Requirement:
Search the entries for the word "加强管理" and pull out each line that has it.

Information provided:
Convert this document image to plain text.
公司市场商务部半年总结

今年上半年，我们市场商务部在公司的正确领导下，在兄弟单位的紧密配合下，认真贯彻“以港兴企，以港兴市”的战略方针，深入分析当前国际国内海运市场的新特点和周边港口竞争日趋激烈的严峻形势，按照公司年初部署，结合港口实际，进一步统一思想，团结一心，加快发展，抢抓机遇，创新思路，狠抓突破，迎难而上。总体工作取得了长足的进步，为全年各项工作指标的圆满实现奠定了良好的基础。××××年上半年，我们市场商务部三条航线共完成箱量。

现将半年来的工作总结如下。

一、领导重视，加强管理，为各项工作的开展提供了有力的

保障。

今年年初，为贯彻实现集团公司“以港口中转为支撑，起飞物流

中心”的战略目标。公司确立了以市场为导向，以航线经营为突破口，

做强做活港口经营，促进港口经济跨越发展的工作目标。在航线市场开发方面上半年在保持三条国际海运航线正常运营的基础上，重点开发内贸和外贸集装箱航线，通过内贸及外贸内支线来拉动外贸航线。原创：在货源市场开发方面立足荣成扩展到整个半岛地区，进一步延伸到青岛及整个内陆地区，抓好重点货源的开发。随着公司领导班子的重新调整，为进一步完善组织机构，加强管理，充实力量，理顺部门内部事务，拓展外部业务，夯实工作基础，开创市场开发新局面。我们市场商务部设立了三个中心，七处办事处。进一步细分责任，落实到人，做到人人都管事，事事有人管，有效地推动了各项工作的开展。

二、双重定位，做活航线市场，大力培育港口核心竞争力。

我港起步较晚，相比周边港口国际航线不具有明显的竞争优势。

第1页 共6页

Answer to the task:
一、领导重视，加强管理，为各项工作的开展提供了有力的
做强做活港口经营，促进港口经济跨越发展的工作目标。在航线市场开发方面上半年在保持三条国际海运航线正常运营的基础上，重点开发内贸和外贸集装箱航线，通过内贸及外贸内支线来拉动外贸航线。原创：在货源市场开发方面立足荣成扩展到整个半岛地区，进一步延伸到青岛及整个内陆地区，抓好重点货源的开发。随着公司领导班子的重新调整，为进一步完善组织机构，加强管理，充实力量，理顺部门内部事务，拓展外部业务，夯实工作基础，开创市场开发新局面。我们市场商务部设立了三个中心，七处办事处。进一步细分责任，落实到人，做到人人都管事，事事有人管，有效地推动了各项工作的开展。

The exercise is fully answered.